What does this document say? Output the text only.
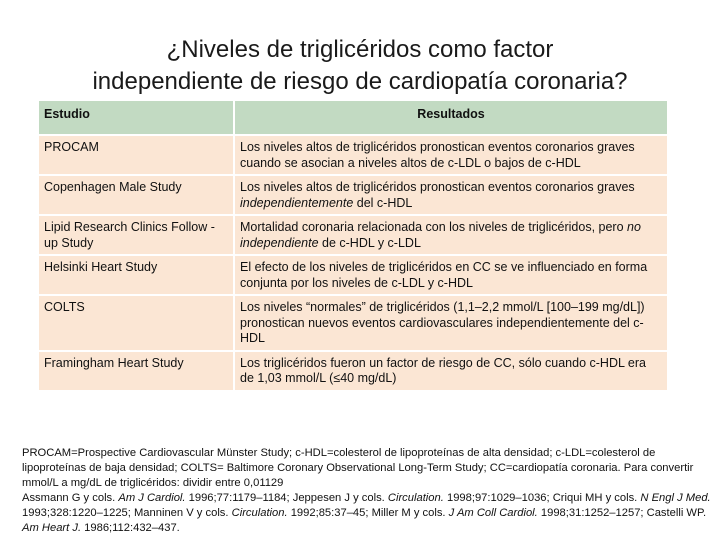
¿Niveles de triglicéridos como factor
independiente de riesgo de cardiopatía coronaria?
Estudio	Resultados
PROCAM	Los niveles altos de triglicéridos pronostican eventos coronarios graves cuando se asocian a niveles altos de c-LDL o bajos de c-HDL
Copenhagen Male Study	Los niveles altos de triglicéridos pronostican eventos coronarios graves independientemente del c-HDL
Lipid Research Clinics Follow -up Study	Mortalidad coronaria relacionada con los niveles de triglicéridos, pero no independiente de c-HDL y c-LDL
Helsinki Heart Study	El efecto de los niveles de triglicéridos en CC se ve influenciado en forma conjunta por los niveles de c-LDL y c-HDL
COLTS	Los niveles “normales” de triglicéridos (1,1–2,2 mmol/L [100–199 mg/dL]) pronostican nuevos eventos cardiovasculares independientemente del c-HDL
Framingham Heart Study	Los triglicéridos fueron un factor de riesgo de CC, sólo cuando c-HDL era de 1,03 mmol/L (≤40 mg/dL)

PROCAM=Prospective Cardiovascular Münster Study; c-HDL=colesterol de lipoproteínas de alta densidad; c-LDL=colesterol de lipoproteínas de baja densidad; COLTS= Baltimore Coronary Observational Long-Term Study; CC=cardiopatía coronaria. Para convertir mmol/L a mg/dL de triglicéridos: dividir entre 0,01129

Assmann G y cols. Am J Cardiol. 1996;77:1179–1184; Jeppesen J y cols. Circulation. 1998;97:1029–1036; Criqui MH y cols. N Engl J Med. 1993;328:1220–1225; Manninen V y cols. Circulation. 1992;85:37–45; Miller M y cols. J Am Coll Cardiol. 1998;31:1252–1257; Castelli WP. Am Heart J. 1986;112:432–437.
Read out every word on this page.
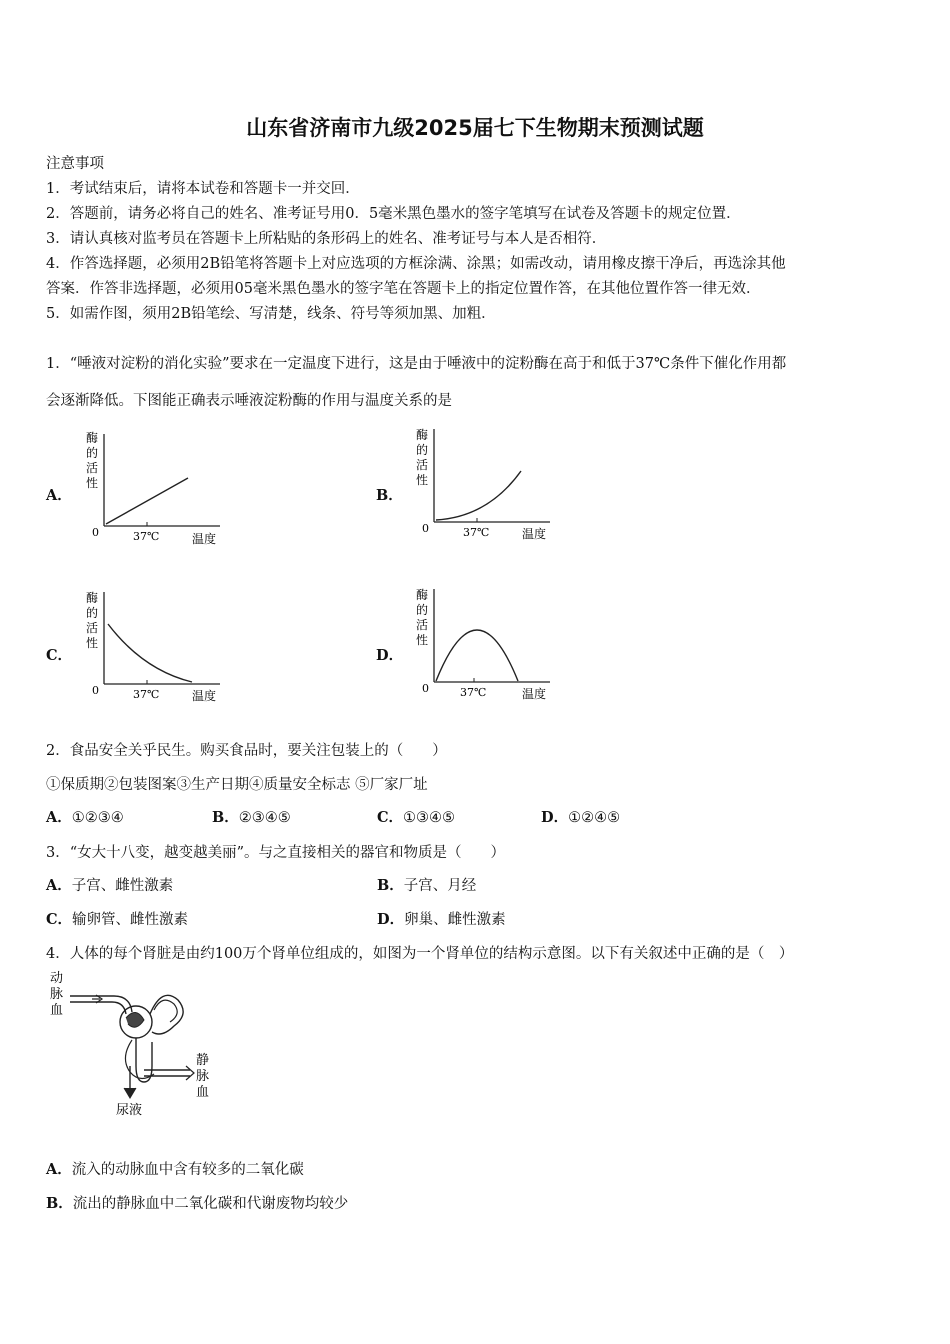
山东省济南市九级2025届七下生物期末预测试题
注意事项
1．考试结束后，请将本试卷和答题卡一并交回．
2．答题前，请务必将自己的姓名、准考证号用0．5毫米黑色墨水的签字笔填写在试卷及答题卡的规定位置．
3．请认真核对监考员在答题卡上所粘贴的条形码上的姓名、准考证号与本人是否相符．
4．作答选择题，必须用2B铅笔将答题卡上对应选项的方框涂满、涂黑；如需改动，请用橡皮擦干净后，再选涂其他
答案．作答非选择题，必须用05毫米黑色墨水的签字笔在答题卡上的指定位置作答，在其他位置作答一律无效．
5．如需作图，须用2B铅笔绘、写清楚，线条、符号等须加黑、加粗．
1．“唾液对淀粉的消化实验”要求在一定温度下进行，这是由于唾液中的淀粉酶在高于和低于37℃条件下催化作用都
会逐渐降低。下图能正确表示唾液淀粉酶的作用与温度关系的是
A．
酶
的
活
性
0	37℃	温度
B．
酶
的
活
性
0	37℃	温度
C．
酶
的
活
性
0	37℃	温度
D．
酶
的
活
性
0	37℃	温度
2．食品安全关乎民生。购买食品时，要关注包装上的（　　）
①保质期②包装图案③生产日期④质量安全标志 ⑤厂家厂址
A．①②③④	B．②③④⑤	C．①③④⑤	D．①②④⑤
3．“女大十八变，越变越美丽”。与之直接相关的器官和物质是（　　）
A．子宫、雌性激素	B．子宫、月经
C．输卵管、雌性激素	D．卵巢、雌性激素
4．人体的每个肾脏是由约100万个肾单位组成的，如图为一个肾单位的结构示意图。以下有关叙述中正确的是（　）
动
脉
血
静
脉
血
尿液
A．流入的动脉血中含有较多的二氧化碳
B．流出的静脉血中二氧化碳和代谢废物均较少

━━━━━━━━━━━━━━━━━━━━━━━━━━━━━━

What is needed is an exact reproduction of the data, pictures excluded.

FINISHED TASK —
What does this document say? Output the text only.
¿Niveles de triglicéridos como factor
independiente de riesgo de cardiopatía coronaria?
Estudio	Resultados
PROCAM	Los niveles altos de triglicéridos pronostican eventos coronarios graves cuando se asocian a niveles altos de c-LDL o bajos de c-HDL
Copenhagen Male Study	Los niveles altos de triglicéridos pronostican eventos coronarios graves independientemente del c-HDL
Lipid Research Clinics Follow -up Study	Mortalidad coronaria relacionada con los niveles de triglicéridos, pero no independiente de c-HDL y c-LDL
Helsinki Heart Study	El efecto de los niveles de triglicéridos en CC se ve influenciado en forma conjunta por los niveles de c-LDL y c-HDL
COLTS	Los niveles “normales” de triglicéridos (1,1–2,2 mmol/L [100–199 mg/dL]) pronostican nuevos eventos cardiovasculares independientemente del c-HDL
Framingham Heart Study	Los triglicéridos fueron un factor de riesgo de CC, sólo cuando c-HDL era de 1,03 mmol/L (≤40 mg/dL)

PROCAM=Prospective Cardiovascular Münster Study; c-HDL=colesterol de lipoproteínas de alta densidad; c-LDL=colesterol de lipoproteínas de baja densidad; COLTS= Baltimore Coronary Observational Long-Term Study; CC=cardiopatía coronaria. Para convertir mmol/L a mg/dL de triglicéridos: dividir entre 0,01129

Assmann G y cols. Am J Cardiol. 1996;77:1179–1184; Jeppesen J y cols. Circulation. 1998;97:1029–1036; Criqui MH y cols. N Engl J Med. 1993;328:1220–1225; Manninen V y cols. Circulation. 1992;85:37–45; Miller M y cols. J Am Coll Cardiol. 1998;31:1252–1257; Castelli WP. Am Heart J. 1986;112:432–437.
Read out every word on this page.
山东省济南市九级2025届七下生物期末预测试题
注意事项
1．考试结束后，请将本试卷和答题卡一并交回．
2．答题前，请务必将自己的姓名、准考证号用0．5毫米黑色墨水的签字笔填写在试卷及答题卡的规定位置．
3．请认真核对监考员在答题卡上所粘贴的条形码上的姓名、准考证号与本人是否相符．
4．作答选择题，必须用2B铅笔将答题卡上对应选项的方框涂满、涂黑；如需改动，请用橡皮擦干净后，再选涂其他
答案．作答非选择题，必须用05毫米黑色墨水的签字笔在答题卡上的指定位置作答，在其他位置作答一律无效．
5．如需作图，须用2B铅笔绘、写清楚，线条、符号等须加黑、加粗．
1．“唾液对淀粉的消化实验”要求在一定温度下进行，这是由于唾液中的淀粉酶在高于和低于37℃条件下催化作用都
会逐渐降低。下图能正确表示唾液淀粉酶的作用与温度关系的是
A．
酶
的
活
性
0	37℃	温度
B．
酶
的
活
性
0	37℃	温度
C．
酶
的
活
性
0	37℃	温度
D．
酶
的
活
性
0	37℃	温度
2．食品安全关乎民生。购买食品时，要关注包装上的（　　）
①保质期②包装图案③生产日期④质量安全标志 ⑤厂家厂址
A．①②③④	B．②③④⑤	C．①③④⑤	D．①②④⑤
3．“女大十八变，越变越美丽”。与之直接相关的器官和物质是（　　）
A．子宫、雌性激素	B．子宫、月经
C．输卵管、雌性激素	D．卵巢、雌性激素
4．人体的每个肾脏是由约100万个肾单位组成的，如图为一个肾单位的结构示意图。以下有关叙述中正确的是（　）
动
脉
血
静
脉
血
尿液
A．流入的动脉血中含有较多的二氧化碳
B．流出的静脉血中二氧化碳和代谢废物均较少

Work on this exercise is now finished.